[Data items]
========================================

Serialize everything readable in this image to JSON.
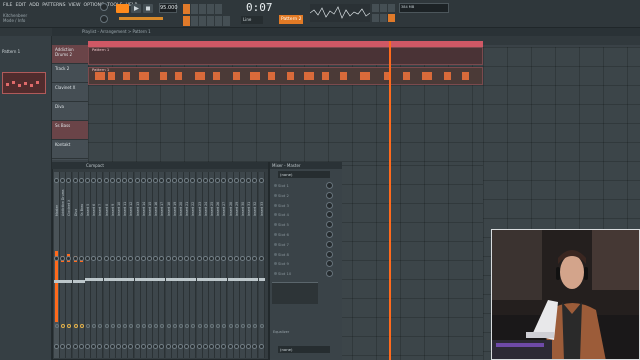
{
  "app": {
    "menu": [
      "FILE",
      "EDIT",
      "ADD",
      "PATTERNS",
      "VIEW",
      "OPTIONS",
      "TOOLS",
      "HELP"
    ],
    "song_title": "Kitchenbeer",
    "song_sub": "Mode / Info"
  },
  "transport": {
    "tempo": "95.000",
    "time": "0:07",
    "time_sub": "76",
    "pattern": "Pattern 2",
    "snap": "Line",
    "cpu": "384 MB"
  },
  "browser": {
    "item": "Pattern 1"
  },
  "playlist": {
    "title_path": "Playlist - Arrangement > Pattern 1",
    "tracks": [
      "Addiction Drums 2",
      "Track 2",
      "Clavinet X",
      "Diva",
      "Ss Bass",
      "Kontakt"
    ],
    "clip1_label": "Pattern 1",
    "clip2_label": "Pattern 1"
  },
  "mixer": {
    "title": "Compact",
    "strip_labels": [
      "Master",
      "Addiction Drums",
      "Clavinet X",
      "Diva",
      "Ss Bass",
      "Insert 5",
      "Insert 6",
      "Insert 7",
      "Insert 8",
      "Insert 9",
      "Insert 10",
      "Insert 11",
      "Insert 12",
      "Insert 13",
      "Insert 14",
      "Insert 15",
      "Insert 16",
      "Insert 17",
      "Insert 18",
      "Insert 19",
      "Insert 20",
      "Insert 21",
      "Insert 22",
      "Insert 23",
      "Insert 24",
      "Insert 25",
      "Insert 26",
      "Insert 27",
      "Insert 28",
      "Insert 29",
      "Insert 30",
      "Insert 31",
      "Insert 32",
      "Insert 33"
    ]
  },
  "insert_panel": {
    "title": "Mixer - Master",
    "input": "(none)",
    "slots": [
      "Slot 1",
      "Slot 2",
      "Slot 3",
      "Slot 4",
      "Slot 5",
      "Slot 6",
      "Slot 7",
      "Slot 8",
      "Slot 9",
      "Slot 10"
    ],
    "eq_label": "Equalizer",
    "output": "(none)"
  }
}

========================================

▶ [PROBLEM DETAILS]: All of the data above should be quoted exactly, except for the pictures.

▶ [RESULT BELOW]:
Serialize everything readable in this image to JSON.
{
  "app": {
    "menu": [
      "FILE",
      "EDIT",
      "ADD",
      "PATTERNS",
      "VIEW",
      "OPTIONS",
      "TOOLS",
      "HELP"
    ],
    "song_title": "Kitchenbeer",
    "song_sub": "Mode / Info"
  },
  "transport": {
    "tempo": "95.000",
    "time": "0:07",
    "time_sub": "76",
    "pattern": "Pattern 2",
    "snap": "Line",
    "cpu": "384 MB"
  },
  "browser": {
    "item": "Pattern 1"
  },
  "playlist": {
    "title_path": "Playlist - Arrangement > Pattern 1",
    "tracks": [
      "Addiction Drums 2",
      "Track 2",
      "Clavinet X",
      "Diva",
      "Ss Bass",
      "Kontakt"
    ],
    "clip1_label": "Pattern 1",
    "clip2_label": "Pattern 1"
  },
  "mixer": {
    "title": "Compact",
    "strip_labels": [
      "Master",
      "Addiction Drums",
      "Clavinet X",
      "Diva",
      "Ss Bass",
      "Insert 5",
      "Insert 6",
      "Insert 7",
      "Insert 8",
      "Insert 9",
      "Insert 10",
      "Insert 11",
      "Insert 12",
      "Insert 13",
      "Insert 14",
      "Insert 15",
      "Insert 16",
      "Insert 17",
      "Insert 18",
      "Insert 19",
      "Insert 20",
      "Insert 21",
      "Insert 22",
      "Insert 23",
      "Insert 24",
      "Insert 25",
      "Insert 26",
      "Insert 27",
      "Insert 28",
      "Insert 29",
      "Insert 30",
      "Insert 31",
      "Insert 32",
      "Insert 33"
    ]
  },
  "insert_panel": {
    "title": "Mixer - Master",
    "input": "(none)",
    "slots": [
      "Slot 1",
      "Slot 2",
      "Slot 3",
      "Slot 4",
      "Slot 5",
      "Slot 6",
      "Slot 7",
      "Slot 8",
      "Slot 9",
      "Slot 10"
    ],
    "eq_label": "Equalizer",
    "output": "(none)"
  }
}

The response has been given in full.